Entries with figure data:
--- begin ---
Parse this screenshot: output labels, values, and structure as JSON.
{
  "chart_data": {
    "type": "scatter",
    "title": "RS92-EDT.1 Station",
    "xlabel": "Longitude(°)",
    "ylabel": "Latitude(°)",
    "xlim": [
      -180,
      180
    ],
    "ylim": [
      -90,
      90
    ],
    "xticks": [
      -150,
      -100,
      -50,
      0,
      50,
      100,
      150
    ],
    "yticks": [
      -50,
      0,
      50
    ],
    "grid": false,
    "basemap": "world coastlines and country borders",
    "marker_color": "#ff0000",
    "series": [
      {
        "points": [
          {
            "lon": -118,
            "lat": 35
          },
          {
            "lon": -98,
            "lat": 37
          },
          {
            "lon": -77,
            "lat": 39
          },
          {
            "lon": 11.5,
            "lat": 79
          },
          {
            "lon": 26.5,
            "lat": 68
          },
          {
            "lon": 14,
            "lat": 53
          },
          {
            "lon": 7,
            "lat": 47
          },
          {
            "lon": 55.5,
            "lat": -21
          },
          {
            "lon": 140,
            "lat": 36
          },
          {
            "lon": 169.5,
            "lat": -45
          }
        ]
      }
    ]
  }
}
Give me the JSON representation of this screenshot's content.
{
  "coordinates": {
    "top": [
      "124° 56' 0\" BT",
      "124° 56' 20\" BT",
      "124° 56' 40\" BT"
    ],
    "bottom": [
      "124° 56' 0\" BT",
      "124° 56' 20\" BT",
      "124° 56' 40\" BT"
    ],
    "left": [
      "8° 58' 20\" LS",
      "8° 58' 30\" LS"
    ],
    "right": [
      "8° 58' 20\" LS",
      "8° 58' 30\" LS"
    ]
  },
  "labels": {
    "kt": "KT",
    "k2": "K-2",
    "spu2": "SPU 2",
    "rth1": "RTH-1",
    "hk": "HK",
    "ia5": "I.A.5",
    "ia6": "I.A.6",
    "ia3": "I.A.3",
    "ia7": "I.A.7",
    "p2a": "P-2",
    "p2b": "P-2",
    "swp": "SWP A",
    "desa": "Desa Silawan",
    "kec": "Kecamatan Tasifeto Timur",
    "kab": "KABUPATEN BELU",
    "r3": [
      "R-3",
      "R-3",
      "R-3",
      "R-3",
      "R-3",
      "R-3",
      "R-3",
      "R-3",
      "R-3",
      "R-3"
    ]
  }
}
--- end ---
• **TASK DETAILS**:
Extract every line from the one containing "Give me the" through the last line of the data, inclusive, exactly as written.

• **THE OUTPUT**:
Give me the JSON representation of this screenshot's content.
{
  "coordinates": {
    "top": [
      "124° 56' 0\" BT",
      "124° 56' 20\" BT",
      "124° 56' 40\" BT"
    ],
    "bottom": [
      "124° 56' 0\" BT",
      "124° 56' 20\" BT",
      "124° 56' 40\" BT"
    ],
    "left": [
      "8° 58' 20\" LS",
      "8° 58' 30\" LS"
    ],
    "right": [
      "8° 58' 20\" LS",
      "8° 58' 30\" LS"
    ]
  },
  "labels": {
    "kt": "KT",
    "k2": "K-2",
    "spu2": "SPU 2",
    "rth1": "RTH-1",
    "hk": "HK",
    "ia5": "I.A.5",
    "ia6": "I.A.6",
    "ia3": "I.A.3",
    "ia7": "I.A.7",
    "p2a": "P-2",
    "p2b": "P-2",
    "swp": "SWP A",
    "desa": "Desa Silawan",
    "kec": "Kecamatan Tasifeto Timur",
    "kab": "KABUPATEN BELU",
    "r3": [
      "R-3",
      "R-3",
      "R-3",
      "R-3",
      "R-3",
      "R-3",
      "R-3",
      "R-3",
      "R-3",
      "R-3"
    ]
  }
}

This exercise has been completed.